### What you are asked to do
Reproduce every record below exactly as written, but leave out any pictures.

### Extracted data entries
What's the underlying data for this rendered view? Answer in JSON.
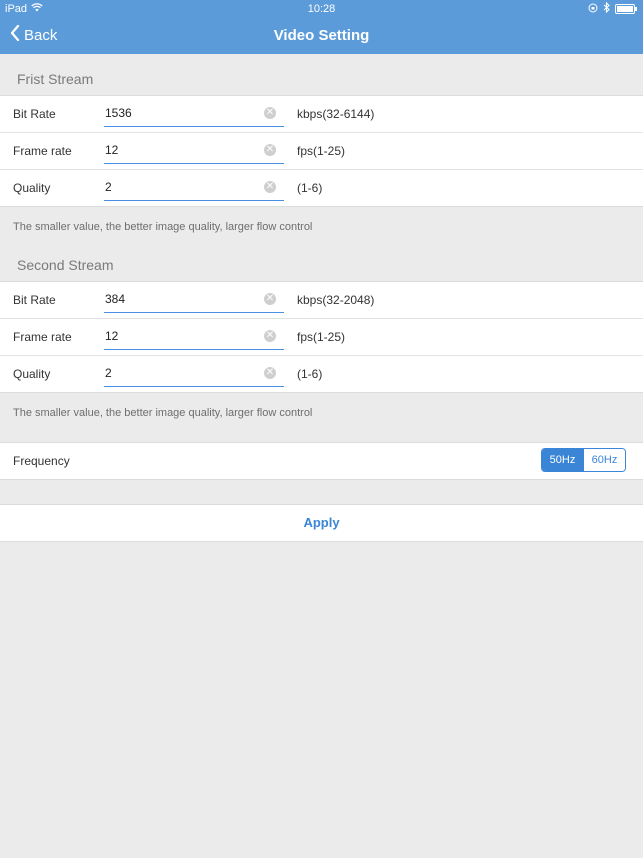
{
  "status_bar": {
    "device": "iPad",
    "time": "10:28"
  },
  "nav": {
    "back_label": "Back",
    "title": "Video Setting"
  },
  "first_stream": {
    "title": "Frist Stream",
    "rows": [
      {
        "label": "Bit Rate",
        "value": "1536",
        "range": "kbps(32-6144)"
      },
      {
        "label": "Frame rate",
        "value": "12",
        "range": "fps(1-25)"
      },
      {
        "label": "Quality",
        "value": "2",
        "range": "(1-6)"
      }
    ],
    "note": "The smaller value, the better image quality, larger flow control"
  },
  "second_stream": {
    "title": "Second Stream",
    "rows": [
      {
        "label": "Bit Rate",
        "value": "384",
        "range": "kbps(32-2048)"
      },
      {
        "label": "Frame rate",
        "value": "12",
        "range": "fps(1-25)"
      },
      {
        "label": "Quality",
        "value": "2",
        "range": "(1-6)"
      }
    ],
    "note": "The smaller value, the better image quality, larger flow control"
  },
  "frequency": {
    "label": "Frequency",
    "options": [
      "50Hz",
      "60Hz"
    ],
    "selected": "50Hz"
  },
  "apply_label": "Apply",
  "colors": {
    "nav_bar": "#5b9bd9",
    "accent": "#3a85d6",
    "background": "#ebebeb"
  }
}
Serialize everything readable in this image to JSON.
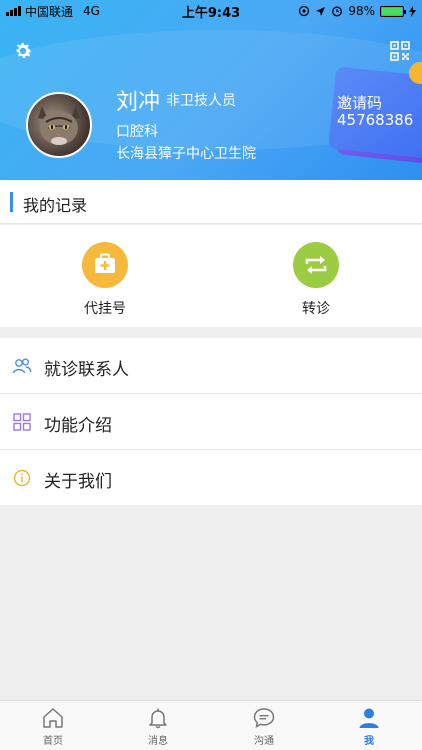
{
  "status_bar": {
    "carrier": "中国联通",
    "network": "4G",
    "time": "上午9:43",
    "battery": "98%",
    "battery_level": 0.98
  },
  "profile": {
    "name": "刘冲",
    "role": "非卫技人员",
    "department": "口腔科",
    "hospital": "长海县獐子中心卫生院"
  },
  "invite": {
    "label": "邀请码",
    "code": "45768386"
  },
  "records": {
    "title": "我的记录",
    "items": [
      {
        "label": "代挂号",
        "icon": "medical-kit-icon",
        "color": "#f6b93b"
      },
      {
        "label": "转诊",
        "icon": "transfer-icon",
        "color": "#9ccc44"
      }
    ]
  },
  "menu": [
    {
      "label": "就诊联系人",
      "icon": "contacts-icon",
      "color": "#4a90e2"
    },
    {
      "label": "功能介绍",
      "icon": "grid-icon",
      "color": "#9b7ae8"
    },
    {
      "label": "关于我们",
      "icon": "info-icon",
      "color": "#f0b232"
    }
  ],
  "tabs": [
    {
      "label": "首页",
      "icon": "home-icon"
    },
    {
      "label": "消息",
      "icon": "bell-icon"
    },
    {
      "label": "沟通",
      "icon": "chat-icon"
    },
    {
      "label": "我",
      "icon": "user-icon",
      "active": true
    }
  ],
  "colors": {
    "header": "#3aa9f4",
    "accent": "#2f7de1"
  }
}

### Exercise solution
What's the underlying data for this rendered view? Answer in JSON.
{
  "status_bar": {
    "device": "iPad",
    "time": "10:28"
  },
  "nav": {
    "back_label": "Back",
    "title": "Video Setting"
  },
  "first_stream": {
    "title": "Frist Stream",
    "rows": [
      {
        "label": "Bit Rate",
        "value": "1536",
        "range": "kbps(32-6144)"
      },
      {
        "label": "Frame rate",
        "value": "12",
        "range": "fps(1-25)"
      },
      {
        "label": "Quality",
        "value": "2",
        "range": "(1-6)"
      }
    ],
    "note": "The smaller value, the better image quality, larger flow control"
  },
  "second_stream": {
    "title": "Second Stream",
    "rows": [
      {
        "label": "Bit Rate",
        "value": "384",
        "range": "kbps(32-2048)"
      },
      {
        "label": "Frame rate",
        "value": "12",
        "range": "fps(1-25)"
      },
      {
        "label": "Quality",
        "value": "2",
        "range": "(1-6)"
      }
    ],
    "note": "The smaller value, the better image quality, larger flow control"
  },
  "frequency": {
    "label": "Frequency",
    "options": [
      "50Hz",
      "60Hz"
    ],
    "selected": "50Hz"
  },
  "apply_label": "Apply",
  "colors": {
    "nav_bar": "#5b9bd9",
    "accent": "#3a85d6",
    "background": "#ebebeb"
  }
}
Serialize everything readable in this image to JSON.
{
  "status_bar": {
    "carrier": "中国联通",
    "network": "4G",
    "time": "上午9:43",
    "battery": "98%",
    "battery_level": 0.98
  },
  "profile": {
    "name": "刘冲",
    "role": "非卫技人员",
    "department": "口腔科",
    "hospital": "长海县獐子中心卫生院"
  },
  "invite": {
    "label": "邀请码",
    "code": "45768386"
  },
  "records": {
    "title": "我的记录",
    "items": [
      {
        "label": "代挂号",
        "icon": "medical-kit-icon",
        "color": "#f6b93b"
      },
      {
        "label": "转诊",
        "icon": "transfer-icon",
        "color": "#9ccc44"
      }
    ]
  },
  "menu": [
    {
      "label": "就诊联系人",
      "icon": "contacts-icon",
      "color": "#4a90e2"
    },
    {
      "label": "功能介绍",
      "icon": "grid-icon",
      "color": "#9b7ae8"
    },
    {
      "label": "关于我们",
      "icon": "info-icon",
      "color": "#f0b232"
    }
  ],
  "tabs": [
    {
      "label": "首页",
      "icon": "home-icon"
    },
    {
      "label": "消息",
      "icon": "bell-icon"
    },
    {
      "label": "沟通",
      "icon": "chat-icon"
    },
    {
      "label": "我",
      "icon": "user-icon",
      "active": true
    }
  ],
  "colors": {
    "header": "#3aa9f4",
    "accent": "#2f7de1"
  }
}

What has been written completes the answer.